EXERCISE PROMPT: In the listing that follows, count every line with the word "content" in it and write only the total.

Structured figure records
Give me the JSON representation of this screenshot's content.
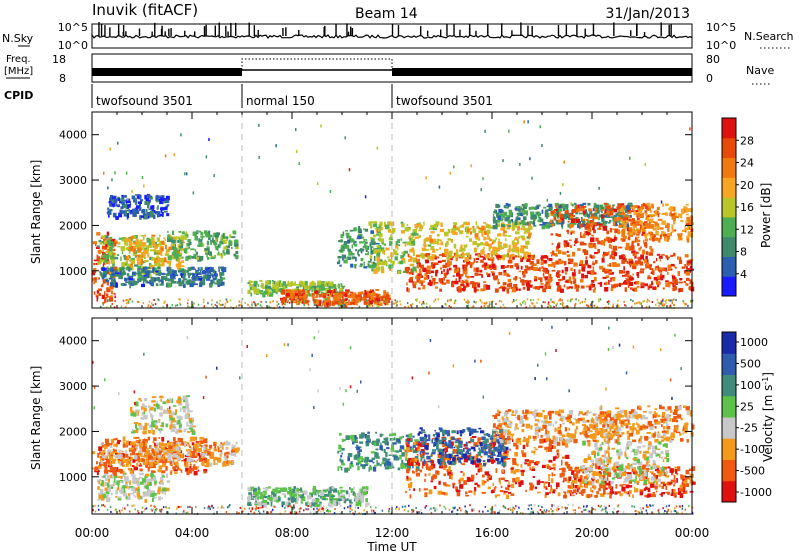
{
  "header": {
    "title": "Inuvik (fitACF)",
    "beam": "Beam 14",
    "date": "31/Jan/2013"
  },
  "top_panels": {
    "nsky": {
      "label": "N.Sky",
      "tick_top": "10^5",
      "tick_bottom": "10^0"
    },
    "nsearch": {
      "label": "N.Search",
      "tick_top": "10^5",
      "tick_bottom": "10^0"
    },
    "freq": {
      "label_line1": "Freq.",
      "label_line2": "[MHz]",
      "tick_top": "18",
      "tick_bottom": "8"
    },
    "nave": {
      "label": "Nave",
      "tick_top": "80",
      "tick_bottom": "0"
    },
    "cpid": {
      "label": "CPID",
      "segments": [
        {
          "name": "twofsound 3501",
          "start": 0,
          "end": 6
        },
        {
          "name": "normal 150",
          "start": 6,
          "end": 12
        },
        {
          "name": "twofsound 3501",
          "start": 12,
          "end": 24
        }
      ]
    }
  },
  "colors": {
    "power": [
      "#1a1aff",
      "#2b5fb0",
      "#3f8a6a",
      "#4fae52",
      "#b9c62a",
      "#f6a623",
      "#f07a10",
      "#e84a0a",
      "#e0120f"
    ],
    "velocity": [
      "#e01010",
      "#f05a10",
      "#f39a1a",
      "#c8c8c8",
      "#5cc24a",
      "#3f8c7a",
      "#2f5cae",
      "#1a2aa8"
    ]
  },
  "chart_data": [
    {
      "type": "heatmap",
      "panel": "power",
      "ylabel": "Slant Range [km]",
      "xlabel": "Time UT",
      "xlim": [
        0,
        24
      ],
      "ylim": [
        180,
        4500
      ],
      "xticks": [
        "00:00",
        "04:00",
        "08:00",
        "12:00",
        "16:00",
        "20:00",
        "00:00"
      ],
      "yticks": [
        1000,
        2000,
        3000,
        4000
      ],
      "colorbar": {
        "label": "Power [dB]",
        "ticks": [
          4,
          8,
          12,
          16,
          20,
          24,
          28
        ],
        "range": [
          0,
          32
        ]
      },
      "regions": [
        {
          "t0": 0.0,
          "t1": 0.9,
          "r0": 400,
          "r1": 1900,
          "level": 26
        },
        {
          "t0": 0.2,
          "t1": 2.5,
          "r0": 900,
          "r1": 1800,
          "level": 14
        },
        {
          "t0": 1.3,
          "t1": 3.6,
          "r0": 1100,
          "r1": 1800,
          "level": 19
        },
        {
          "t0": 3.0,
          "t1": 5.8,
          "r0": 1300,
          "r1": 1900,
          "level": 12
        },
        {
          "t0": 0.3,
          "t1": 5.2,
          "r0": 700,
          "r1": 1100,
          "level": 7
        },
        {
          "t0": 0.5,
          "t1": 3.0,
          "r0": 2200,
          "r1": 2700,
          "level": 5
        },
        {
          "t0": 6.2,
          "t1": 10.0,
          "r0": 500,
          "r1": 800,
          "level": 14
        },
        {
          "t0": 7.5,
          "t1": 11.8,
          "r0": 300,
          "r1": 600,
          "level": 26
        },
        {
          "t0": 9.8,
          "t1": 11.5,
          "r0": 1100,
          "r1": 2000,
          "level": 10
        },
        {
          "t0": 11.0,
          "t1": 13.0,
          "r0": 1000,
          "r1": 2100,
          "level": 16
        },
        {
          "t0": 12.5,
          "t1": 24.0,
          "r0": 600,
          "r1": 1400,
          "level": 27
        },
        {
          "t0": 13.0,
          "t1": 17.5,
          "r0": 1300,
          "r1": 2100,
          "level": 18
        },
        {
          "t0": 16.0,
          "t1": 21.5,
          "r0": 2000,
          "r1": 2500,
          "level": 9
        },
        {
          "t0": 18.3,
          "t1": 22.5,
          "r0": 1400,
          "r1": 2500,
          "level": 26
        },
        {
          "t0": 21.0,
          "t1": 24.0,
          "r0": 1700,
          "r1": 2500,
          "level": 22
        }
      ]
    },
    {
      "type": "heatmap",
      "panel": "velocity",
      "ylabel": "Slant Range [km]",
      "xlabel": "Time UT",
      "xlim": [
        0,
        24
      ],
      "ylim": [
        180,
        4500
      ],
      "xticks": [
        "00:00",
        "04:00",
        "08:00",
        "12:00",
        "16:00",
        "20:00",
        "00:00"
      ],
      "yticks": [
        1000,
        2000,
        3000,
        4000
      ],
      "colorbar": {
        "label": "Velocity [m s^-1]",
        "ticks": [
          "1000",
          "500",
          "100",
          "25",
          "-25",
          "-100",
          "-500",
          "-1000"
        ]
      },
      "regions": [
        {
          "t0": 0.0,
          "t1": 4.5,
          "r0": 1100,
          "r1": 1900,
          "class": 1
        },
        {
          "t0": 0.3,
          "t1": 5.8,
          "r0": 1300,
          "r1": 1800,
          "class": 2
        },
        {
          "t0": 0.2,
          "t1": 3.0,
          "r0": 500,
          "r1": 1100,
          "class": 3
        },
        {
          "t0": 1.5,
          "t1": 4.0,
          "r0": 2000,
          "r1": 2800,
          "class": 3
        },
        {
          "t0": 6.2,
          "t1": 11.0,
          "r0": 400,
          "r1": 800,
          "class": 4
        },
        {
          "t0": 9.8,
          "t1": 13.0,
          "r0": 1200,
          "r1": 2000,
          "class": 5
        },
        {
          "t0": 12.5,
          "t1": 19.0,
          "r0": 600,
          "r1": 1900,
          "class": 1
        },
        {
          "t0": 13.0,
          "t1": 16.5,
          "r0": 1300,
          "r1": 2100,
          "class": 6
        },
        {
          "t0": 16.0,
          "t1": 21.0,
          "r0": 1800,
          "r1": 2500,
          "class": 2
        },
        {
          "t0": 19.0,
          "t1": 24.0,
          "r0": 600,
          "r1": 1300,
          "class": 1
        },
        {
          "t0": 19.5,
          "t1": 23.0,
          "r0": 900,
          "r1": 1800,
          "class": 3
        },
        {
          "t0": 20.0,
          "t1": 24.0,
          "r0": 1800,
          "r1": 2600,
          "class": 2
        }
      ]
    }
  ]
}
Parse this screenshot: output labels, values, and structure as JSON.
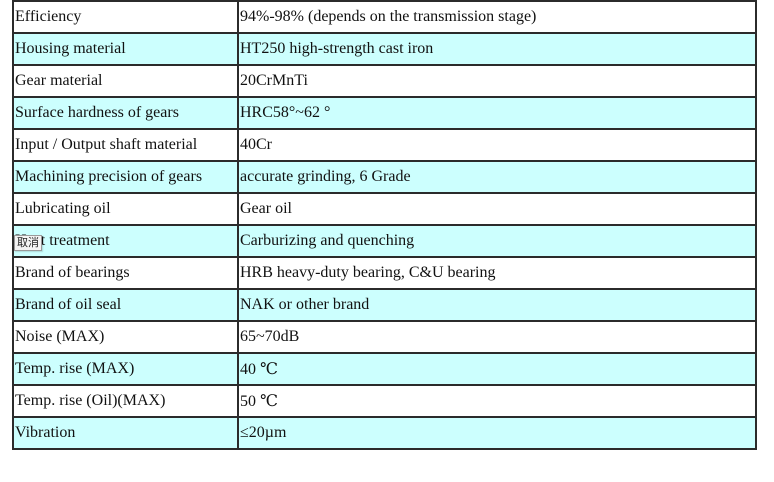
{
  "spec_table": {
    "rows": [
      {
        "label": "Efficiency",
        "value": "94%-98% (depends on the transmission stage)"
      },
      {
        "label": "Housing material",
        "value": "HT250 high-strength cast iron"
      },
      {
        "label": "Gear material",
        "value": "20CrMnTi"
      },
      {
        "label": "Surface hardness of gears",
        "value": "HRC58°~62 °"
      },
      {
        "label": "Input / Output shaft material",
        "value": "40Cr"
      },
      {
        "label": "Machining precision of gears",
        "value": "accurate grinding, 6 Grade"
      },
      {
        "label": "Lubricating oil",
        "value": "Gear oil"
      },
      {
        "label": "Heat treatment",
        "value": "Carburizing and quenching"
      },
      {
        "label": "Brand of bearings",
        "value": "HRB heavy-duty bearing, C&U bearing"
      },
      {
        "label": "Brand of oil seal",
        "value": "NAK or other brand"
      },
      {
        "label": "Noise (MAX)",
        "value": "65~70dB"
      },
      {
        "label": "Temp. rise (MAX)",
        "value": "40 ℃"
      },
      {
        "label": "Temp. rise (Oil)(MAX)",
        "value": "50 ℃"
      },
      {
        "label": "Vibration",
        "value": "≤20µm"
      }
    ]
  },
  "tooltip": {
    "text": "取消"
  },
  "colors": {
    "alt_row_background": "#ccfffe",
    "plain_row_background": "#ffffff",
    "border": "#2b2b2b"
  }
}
==
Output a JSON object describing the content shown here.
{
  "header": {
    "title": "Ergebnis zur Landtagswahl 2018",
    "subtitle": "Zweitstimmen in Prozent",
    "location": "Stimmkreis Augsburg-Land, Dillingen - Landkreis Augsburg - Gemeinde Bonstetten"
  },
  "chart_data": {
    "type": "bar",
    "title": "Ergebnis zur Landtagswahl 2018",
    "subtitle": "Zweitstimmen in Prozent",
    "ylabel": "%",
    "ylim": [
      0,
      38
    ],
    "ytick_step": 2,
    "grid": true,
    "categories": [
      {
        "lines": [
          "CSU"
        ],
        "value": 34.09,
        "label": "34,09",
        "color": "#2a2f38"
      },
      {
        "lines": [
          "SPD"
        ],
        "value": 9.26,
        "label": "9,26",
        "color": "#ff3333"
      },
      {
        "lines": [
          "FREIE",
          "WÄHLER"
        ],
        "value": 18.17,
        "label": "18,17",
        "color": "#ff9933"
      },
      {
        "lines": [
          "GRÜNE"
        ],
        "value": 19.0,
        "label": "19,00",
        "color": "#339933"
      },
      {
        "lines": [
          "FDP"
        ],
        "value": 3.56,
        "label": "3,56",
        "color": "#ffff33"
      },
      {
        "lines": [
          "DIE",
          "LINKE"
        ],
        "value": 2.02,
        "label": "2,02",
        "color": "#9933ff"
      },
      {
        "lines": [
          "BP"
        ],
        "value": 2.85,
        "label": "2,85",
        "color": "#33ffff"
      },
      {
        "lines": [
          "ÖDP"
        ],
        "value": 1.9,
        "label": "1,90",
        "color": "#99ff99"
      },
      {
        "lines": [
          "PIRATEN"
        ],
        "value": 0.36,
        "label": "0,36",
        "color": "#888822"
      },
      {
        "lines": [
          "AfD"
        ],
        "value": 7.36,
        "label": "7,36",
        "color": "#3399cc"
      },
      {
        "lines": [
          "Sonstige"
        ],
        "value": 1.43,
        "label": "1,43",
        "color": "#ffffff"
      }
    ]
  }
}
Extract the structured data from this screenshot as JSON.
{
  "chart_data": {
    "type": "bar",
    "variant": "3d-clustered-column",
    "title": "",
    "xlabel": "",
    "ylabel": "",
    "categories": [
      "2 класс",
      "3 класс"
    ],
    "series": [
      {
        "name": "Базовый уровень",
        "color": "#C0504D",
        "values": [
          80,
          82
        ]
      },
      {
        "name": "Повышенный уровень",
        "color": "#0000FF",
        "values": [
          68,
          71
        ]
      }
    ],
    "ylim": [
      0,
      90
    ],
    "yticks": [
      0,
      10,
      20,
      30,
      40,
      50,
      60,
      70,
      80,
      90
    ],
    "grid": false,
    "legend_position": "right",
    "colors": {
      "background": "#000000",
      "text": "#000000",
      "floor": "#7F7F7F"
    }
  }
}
---
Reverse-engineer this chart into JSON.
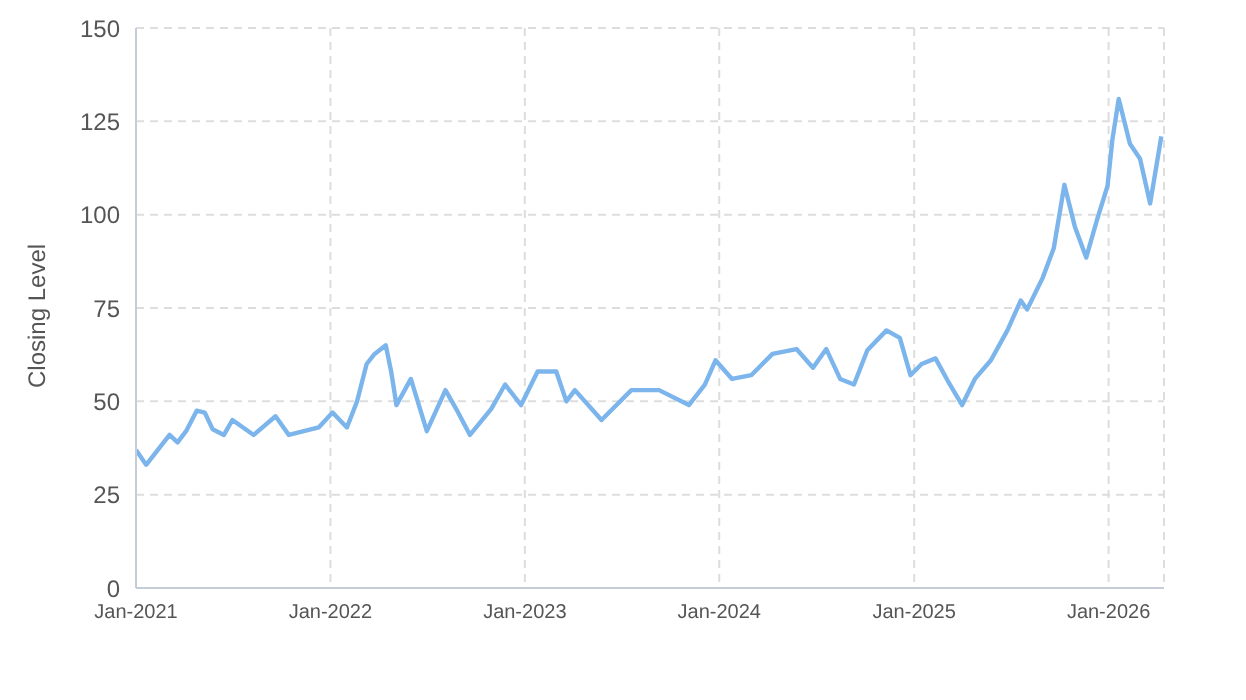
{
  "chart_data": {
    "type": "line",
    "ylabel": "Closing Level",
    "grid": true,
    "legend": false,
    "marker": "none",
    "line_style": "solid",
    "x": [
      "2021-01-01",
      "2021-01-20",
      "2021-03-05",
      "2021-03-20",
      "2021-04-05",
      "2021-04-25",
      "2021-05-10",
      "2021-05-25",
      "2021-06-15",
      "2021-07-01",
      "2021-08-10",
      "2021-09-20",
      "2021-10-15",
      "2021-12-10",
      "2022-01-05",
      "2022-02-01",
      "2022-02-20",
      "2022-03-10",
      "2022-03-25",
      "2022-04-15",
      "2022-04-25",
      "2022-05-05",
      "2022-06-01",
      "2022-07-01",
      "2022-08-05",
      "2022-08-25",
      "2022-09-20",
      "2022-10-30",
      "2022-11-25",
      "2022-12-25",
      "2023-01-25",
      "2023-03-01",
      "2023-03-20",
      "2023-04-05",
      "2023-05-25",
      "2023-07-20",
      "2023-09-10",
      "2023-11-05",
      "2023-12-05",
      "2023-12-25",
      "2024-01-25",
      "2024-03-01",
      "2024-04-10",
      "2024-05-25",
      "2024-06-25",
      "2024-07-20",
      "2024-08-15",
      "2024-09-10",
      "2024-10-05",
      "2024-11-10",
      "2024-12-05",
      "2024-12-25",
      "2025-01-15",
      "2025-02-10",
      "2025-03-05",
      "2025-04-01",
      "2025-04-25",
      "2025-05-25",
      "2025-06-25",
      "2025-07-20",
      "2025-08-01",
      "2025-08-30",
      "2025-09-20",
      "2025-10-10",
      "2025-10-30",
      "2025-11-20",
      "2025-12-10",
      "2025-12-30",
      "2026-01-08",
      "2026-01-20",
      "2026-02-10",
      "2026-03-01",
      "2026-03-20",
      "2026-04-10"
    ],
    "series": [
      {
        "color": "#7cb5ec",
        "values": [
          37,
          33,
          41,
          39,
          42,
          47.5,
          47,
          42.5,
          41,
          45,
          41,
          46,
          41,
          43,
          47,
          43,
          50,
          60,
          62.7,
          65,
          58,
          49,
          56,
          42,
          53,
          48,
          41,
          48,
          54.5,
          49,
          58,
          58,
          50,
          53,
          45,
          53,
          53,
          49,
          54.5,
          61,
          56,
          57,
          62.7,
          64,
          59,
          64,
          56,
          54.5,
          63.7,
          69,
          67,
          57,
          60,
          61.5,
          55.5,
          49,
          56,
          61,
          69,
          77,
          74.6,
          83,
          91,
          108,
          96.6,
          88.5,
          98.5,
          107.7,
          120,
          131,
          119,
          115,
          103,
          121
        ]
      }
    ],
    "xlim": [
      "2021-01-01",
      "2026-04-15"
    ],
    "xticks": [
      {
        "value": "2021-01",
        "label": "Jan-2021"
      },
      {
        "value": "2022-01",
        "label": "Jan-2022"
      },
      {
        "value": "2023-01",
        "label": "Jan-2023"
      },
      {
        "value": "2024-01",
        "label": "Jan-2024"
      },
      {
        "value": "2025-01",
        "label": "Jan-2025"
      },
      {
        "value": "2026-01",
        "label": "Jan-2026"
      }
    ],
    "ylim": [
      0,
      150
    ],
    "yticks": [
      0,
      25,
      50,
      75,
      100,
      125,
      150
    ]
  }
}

ANSWER TO THE PROBLEM: 2